**** Task inputs
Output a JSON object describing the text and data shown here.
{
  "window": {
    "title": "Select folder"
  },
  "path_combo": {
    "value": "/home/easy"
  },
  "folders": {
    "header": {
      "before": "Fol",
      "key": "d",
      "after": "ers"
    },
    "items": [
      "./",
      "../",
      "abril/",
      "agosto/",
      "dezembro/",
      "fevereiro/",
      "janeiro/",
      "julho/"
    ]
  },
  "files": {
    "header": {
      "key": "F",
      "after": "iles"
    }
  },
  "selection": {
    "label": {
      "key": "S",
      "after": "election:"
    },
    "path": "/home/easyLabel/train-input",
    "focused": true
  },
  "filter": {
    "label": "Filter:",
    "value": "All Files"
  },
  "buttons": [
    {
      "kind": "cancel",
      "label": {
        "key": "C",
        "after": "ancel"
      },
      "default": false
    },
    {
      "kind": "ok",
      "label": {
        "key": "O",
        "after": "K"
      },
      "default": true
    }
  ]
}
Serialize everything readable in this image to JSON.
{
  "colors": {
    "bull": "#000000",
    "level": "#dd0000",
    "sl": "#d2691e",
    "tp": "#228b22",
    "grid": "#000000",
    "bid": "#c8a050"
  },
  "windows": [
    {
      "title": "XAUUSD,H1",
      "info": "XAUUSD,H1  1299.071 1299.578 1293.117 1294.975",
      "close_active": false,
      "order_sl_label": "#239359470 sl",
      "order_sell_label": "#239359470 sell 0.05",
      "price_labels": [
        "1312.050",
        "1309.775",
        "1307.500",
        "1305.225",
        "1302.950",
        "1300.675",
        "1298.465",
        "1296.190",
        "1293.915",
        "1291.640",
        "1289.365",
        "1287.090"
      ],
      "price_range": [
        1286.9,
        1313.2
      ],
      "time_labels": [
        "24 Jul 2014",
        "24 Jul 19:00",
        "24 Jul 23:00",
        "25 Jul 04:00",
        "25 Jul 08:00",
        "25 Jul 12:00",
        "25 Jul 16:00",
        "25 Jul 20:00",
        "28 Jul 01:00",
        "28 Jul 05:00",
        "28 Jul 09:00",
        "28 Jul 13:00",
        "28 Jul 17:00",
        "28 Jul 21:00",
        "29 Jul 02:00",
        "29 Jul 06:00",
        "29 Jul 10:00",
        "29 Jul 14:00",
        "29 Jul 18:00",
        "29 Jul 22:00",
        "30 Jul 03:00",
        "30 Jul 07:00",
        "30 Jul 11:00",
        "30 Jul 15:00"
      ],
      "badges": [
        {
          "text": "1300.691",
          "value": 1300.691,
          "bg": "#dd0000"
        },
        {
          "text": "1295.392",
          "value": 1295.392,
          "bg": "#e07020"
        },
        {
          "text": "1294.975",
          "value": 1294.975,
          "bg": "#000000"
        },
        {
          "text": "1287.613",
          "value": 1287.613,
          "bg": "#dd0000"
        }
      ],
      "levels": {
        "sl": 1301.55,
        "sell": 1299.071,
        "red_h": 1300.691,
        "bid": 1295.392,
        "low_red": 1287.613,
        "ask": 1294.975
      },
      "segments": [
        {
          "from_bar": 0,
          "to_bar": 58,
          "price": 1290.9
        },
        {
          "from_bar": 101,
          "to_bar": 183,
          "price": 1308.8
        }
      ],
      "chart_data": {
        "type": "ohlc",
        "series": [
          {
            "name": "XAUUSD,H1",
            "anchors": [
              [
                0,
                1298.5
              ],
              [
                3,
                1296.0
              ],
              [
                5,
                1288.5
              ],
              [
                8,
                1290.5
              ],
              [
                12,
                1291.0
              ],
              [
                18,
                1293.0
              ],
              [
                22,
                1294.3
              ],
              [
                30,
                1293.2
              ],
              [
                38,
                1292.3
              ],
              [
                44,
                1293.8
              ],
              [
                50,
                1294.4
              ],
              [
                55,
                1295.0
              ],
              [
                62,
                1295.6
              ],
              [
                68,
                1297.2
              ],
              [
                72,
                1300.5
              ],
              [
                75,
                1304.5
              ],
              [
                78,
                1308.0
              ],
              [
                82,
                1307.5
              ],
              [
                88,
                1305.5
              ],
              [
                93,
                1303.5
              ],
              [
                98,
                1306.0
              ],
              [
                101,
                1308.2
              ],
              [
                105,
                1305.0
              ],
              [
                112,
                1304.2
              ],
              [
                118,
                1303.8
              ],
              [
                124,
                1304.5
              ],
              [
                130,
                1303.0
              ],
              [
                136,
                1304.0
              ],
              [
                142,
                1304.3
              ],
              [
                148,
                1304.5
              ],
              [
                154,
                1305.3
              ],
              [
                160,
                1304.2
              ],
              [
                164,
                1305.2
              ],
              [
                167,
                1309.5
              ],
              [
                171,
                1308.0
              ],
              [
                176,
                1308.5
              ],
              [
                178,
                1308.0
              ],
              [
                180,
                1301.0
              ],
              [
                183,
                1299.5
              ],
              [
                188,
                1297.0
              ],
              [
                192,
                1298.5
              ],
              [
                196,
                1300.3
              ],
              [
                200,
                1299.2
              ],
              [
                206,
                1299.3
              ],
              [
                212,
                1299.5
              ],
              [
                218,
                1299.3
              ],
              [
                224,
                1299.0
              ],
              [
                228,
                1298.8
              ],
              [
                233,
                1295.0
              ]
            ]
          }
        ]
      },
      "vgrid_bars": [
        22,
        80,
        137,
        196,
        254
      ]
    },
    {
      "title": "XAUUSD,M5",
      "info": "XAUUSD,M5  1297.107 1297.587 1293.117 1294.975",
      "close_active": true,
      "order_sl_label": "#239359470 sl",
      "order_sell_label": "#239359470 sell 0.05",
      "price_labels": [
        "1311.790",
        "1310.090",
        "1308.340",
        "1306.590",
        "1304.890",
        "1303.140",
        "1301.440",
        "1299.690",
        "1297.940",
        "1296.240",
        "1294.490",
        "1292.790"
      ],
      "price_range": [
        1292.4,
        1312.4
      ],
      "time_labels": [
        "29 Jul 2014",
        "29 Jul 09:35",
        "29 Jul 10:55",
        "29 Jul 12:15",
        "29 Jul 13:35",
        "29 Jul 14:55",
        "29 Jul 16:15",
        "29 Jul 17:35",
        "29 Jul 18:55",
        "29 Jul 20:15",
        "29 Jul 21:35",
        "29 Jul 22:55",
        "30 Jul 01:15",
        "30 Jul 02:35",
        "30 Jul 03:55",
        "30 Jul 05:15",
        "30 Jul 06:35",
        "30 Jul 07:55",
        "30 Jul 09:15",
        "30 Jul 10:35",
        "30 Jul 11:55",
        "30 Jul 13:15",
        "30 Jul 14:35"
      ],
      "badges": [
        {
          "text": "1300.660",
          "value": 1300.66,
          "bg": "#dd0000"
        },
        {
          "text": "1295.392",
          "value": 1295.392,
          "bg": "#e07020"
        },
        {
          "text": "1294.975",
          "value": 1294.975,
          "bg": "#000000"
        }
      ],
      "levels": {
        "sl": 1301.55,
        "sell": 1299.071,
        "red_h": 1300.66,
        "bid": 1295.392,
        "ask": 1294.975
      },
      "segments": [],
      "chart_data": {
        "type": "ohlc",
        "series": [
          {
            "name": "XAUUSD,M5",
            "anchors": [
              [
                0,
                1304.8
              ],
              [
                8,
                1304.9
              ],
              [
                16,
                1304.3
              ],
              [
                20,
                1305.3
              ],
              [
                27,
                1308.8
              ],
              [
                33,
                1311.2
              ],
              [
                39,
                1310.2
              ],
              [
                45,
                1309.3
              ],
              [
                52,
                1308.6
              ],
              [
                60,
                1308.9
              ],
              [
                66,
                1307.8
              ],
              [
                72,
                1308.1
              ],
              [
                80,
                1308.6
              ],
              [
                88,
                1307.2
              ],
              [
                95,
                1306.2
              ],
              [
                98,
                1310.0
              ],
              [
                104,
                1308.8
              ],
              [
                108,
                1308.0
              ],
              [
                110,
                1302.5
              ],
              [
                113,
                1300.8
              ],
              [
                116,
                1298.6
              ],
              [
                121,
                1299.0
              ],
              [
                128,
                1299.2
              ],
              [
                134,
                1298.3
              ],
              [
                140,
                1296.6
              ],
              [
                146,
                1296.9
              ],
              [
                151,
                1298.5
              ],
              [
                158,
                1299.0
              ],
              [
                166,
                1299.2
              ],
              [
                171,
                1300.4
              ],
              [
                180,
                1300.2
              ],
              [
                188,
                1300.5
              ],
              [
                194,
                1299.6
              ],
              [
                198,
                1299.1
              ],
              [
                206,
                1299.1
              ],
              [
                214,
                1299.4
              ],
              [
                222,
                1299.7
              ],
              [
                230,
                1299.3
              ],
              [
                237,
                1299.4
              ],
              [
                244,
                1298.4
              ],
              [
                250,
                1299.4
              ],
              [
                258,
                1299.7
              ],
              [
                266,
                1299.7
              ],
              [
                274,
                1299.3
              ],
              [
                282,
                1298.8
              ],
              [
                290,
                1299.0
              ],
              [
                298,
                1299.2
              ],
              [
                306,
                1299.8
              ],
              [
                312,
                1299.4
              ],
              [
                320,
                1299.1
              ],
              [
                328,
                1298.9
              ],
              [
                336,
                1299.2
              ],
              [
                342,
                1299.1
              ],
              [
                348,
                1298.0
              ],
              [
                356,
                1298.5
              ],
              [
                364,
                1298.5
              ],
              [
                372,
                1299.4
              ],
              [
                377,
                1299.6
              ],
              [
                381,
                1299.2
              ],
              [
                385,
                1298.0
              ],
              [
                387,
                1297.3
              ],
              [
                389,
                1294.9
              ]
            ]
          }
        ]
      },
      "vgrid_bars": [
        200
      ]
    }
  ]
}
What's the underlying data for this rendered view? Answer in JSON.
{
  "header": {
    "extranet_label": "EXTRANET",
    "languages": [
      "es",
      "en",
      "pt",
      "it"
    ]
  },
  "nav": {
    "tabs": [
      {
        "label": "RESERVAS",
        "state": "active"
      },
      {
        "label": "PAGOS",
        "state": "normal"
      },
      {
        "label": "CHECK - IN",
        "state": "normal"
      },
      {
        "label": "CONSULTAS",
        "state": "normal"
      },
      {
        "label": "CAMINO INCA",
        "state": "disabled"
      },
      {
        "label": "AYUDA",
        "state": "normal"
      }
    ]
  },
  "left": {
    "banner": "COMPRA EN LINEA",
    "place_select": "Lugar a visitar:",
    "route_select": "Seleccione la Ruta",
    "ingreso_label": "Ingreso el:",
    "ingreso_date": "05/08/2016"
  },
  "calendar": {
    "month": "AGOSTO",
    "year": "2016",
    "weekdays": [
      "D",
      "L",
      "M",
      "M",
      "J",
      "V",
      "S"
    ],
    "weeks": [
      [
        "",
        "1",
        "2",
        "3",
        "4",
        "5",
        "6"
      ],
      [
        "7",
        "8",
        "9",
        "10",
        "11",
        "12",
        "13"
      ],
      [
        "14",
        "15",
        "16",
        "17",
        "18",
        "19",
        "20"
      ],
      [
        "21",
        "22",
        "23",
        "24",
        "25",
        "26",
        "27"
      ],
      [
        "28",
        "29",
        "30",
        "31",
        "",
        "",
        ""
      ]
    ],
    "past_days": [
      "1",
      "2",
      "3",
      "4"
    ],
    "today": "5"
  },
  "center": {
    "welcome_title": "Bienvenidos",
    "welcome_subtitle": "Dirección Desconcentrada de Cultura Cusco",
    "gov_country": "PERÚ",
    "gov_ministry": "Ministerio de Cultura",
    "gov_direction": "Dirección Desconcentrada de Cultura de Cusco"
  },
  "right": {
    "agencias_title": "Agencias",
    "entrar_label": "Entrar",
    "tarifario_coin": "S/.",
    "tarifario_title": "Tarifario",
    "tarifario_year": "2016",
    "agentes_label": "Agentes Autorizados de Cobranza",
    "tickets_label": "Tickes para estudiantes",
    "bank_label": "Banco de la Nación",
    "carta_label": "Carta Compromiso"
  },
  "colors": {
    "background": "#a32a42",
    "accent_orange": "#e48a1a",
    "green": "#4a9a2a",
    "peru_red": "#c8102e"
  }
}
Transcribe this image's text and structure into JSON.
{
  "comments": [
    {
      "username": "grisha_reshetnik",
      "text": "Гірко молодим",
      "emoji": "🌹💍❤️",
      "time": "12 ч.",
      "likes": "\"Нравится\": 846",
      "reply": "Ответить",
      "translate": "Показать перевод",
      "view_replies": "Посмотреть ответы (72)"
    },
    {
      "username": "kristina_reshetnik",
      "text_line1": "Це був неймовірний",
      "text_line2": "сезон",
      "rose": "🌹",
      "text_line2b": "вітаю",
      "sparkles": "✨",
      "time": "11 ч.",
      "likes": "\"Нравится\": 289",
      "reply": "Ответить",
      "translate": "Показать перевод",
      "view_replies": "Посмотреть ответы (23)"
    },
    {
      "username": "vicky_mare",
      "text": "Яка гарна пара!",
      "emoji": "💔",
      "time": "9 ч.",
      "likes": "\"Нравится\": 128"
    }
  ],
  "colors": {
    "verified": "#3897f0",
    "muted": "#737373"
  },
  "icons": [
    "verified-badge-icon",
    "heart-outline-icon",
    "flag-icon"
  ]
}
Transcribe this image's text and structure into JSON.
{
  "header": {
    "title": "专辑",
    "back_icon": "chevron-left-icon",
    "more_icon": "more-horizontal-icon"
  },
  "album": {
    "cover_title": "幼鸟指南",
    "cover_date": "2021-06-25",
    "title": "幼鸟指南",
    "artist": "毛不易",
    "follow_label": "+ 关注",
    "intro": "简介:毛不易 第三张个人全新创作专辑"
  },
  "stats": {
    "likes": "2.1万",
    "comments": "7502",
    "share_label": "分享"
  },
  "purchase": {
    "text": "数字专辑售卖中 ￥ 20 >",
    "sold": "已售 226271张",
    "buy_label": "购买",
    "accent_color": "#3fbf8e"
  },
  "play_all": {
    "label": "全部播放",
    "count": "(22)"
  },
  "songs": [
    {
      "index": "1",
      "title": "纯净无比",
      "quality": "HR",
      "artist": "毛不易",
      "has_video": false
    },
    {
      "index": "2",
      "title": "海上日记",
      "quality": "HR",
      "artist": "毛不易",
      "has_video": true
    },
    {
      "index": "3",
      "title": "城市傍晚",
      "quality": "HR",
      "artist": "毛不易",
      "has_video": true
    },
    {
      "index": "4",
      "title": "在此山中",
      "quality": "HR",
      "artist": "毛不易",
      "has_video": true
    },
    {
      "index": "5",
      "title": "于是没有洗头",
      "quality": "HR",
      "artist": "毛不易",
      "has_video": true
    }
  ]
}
********
Problem requirements
Select every line where the word "username" occurs.

Completed exercise
      "username": "grisha_reshetnik",
      "username": "kristina_reshetnik",
      "username": "vicky_mare",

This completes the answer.